What is required
Your task is to gather the lines below that hold the string "Garson".

● ● ●

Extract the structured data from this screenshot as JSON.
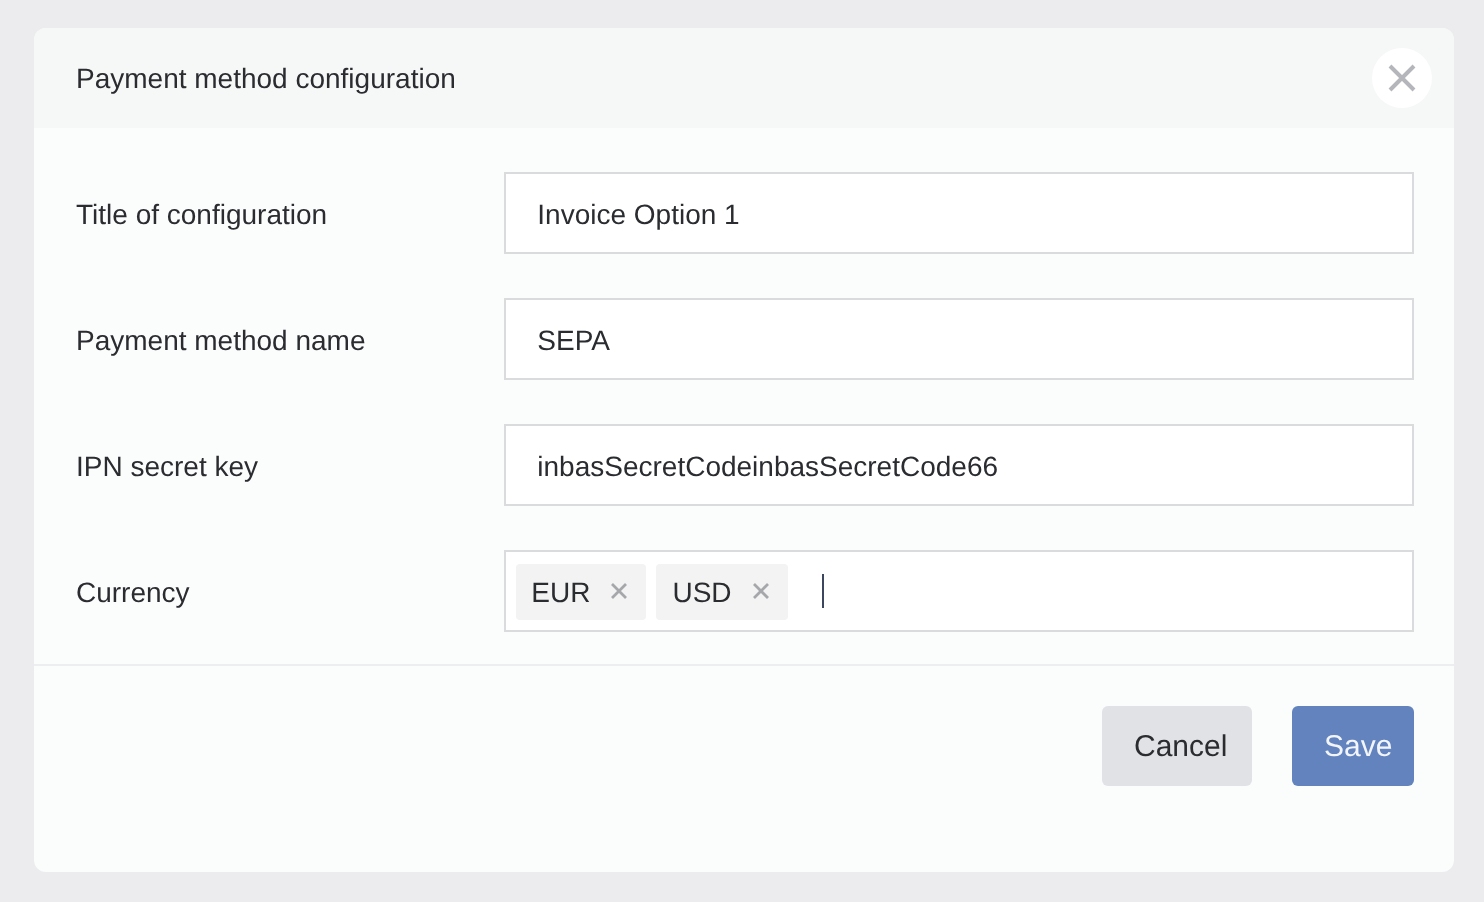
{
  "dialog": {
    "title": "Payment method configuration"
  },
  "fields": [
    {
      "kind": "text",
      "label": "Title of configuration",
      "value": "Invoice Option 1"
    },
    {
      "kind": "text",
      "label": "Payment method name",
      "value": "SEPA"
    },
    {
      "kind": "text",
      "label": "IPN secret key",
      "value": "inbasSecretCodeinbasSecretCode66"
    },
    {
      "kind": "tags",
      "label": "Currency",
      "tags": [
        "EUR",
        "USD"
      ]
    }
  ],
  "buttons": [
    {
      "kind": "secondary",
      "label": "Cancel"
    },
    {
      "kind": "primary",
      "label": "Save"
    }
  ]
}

● ● ●

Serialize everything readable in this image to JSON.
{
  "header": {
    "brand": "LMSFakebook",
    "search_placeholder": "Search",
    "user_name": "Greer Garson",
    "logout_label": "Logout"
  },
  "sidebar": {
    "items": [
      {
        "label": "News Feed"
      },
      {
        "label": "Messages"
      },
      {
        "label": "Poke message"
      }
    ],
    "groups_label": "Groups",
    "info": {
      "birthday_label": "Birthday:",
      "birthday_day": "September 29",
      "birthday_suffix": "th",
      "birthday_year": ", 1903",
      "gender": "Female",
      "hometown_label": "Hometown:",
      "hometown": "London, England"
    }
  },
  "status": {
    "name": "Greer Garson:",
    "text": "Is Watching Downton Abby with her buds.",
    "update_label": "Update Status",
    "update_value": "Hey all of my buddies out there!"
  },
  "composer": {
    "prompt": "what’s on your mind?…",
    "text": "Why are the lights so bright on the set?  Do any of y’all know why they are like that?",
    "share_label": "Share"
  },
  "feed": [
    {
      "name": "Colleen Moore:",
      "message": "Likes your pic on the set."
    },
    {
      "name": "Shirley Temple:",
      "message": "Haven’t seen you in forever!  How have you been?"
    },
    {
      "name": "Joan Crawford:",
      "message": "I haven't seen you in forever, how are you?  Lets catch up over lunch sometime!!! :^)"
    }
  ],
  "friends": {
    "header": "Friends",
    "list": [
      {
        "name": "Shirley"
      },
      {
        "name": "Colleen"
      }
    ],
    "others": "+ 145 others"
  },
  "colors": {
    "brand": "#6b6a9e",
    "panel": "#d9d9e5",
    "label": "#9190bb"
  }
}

● ● ●

Solution for this task
    "user_name": "Greer Garson",
    "name": "Greer Garson:",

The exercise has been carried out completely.